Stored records
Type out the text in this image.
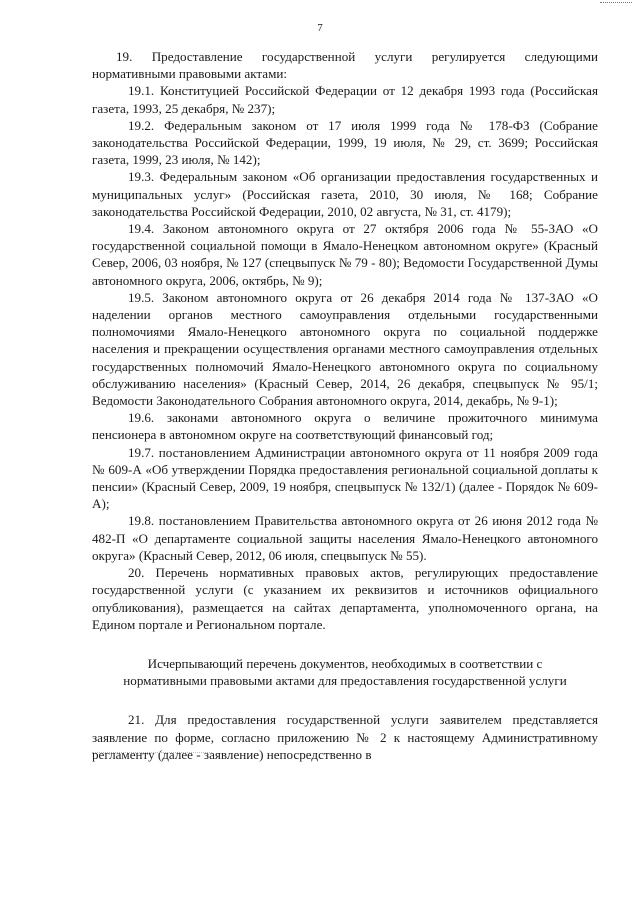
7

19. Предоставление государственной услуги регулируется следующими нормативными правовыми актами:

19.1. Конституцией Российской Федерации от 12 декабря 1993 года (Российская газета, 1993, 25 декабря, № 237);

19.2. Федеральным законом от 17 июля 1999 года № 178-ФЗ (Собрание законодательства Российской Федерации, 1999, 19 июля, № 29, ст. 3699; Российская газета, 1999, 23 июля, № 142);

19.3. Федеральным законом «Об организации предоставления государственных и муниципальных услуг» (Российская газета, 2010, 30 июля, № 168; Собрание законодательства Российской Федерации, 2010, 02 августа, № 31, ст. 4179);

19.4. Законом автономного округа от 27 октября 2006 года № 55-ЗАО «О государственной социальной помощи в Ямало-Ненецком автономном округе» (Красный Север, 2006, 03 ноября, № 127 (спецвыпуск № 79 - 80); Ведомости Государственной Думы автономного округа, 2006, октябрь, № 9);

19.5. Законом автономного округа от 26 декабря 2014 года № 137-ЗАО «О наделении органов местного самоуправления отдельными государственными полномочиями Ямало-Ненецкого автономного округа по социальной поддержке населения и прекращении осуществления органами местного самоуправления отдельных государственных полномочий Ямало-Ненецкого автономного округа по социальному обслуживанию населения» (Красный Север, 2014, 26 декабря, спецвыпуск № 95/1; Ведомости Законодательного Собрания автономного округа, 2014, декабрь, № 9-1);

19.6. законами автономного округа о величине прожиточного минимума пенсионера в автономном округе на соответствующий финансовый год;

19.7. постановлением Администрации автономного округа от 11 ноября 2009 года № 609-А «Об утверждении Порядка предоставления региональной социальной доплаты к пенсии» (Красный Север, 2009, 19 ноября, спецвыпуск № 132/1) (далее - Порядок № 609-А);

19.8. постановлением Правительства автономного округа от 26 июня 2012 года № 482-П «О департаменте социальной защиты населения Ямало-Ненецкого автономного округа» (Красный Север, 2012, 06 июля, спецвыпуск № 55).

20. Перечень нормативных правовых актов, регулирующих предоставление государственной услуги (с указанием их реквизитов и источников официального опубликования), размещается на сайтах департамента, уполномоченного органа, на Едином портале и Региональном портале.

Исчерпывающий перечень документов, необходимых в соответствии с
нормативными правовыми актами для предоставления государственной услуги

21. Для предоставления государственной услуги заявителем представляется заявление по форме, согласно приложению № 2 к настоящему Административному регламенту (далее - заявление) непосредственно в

PROBLEM TO SOLVE:
Which lines contain the word "предоставления"? Copy each of them.

COMPLETED EXERCISE:
19.3. Федеральным законом «Об организации предоставления государственных и муниципальных услуг» (Российская газета, 2010, 30 июля, № 168; Собрание законодательства Российской Федерации, 2010, 02 августа, № 31, ст. 4179);
19.7. постановлением Администрации автономного округа от 11 ноября 2009 года № 609-А «Об утверждении Порядка предоставления региональной социальной доплаты к пенсии» (Красный Север, 2009, 19 ноября, спецвыпуск № 132/1) (далее - Порядок № 609-А);
нормативными правовыми актами для предоставления государственной услуги
21. Для предоставления государственной услуги заявителем представляется заявление по форме, согласно приложению № 2 к настоящему Административному регламенту (далее - заявление) непосредственно в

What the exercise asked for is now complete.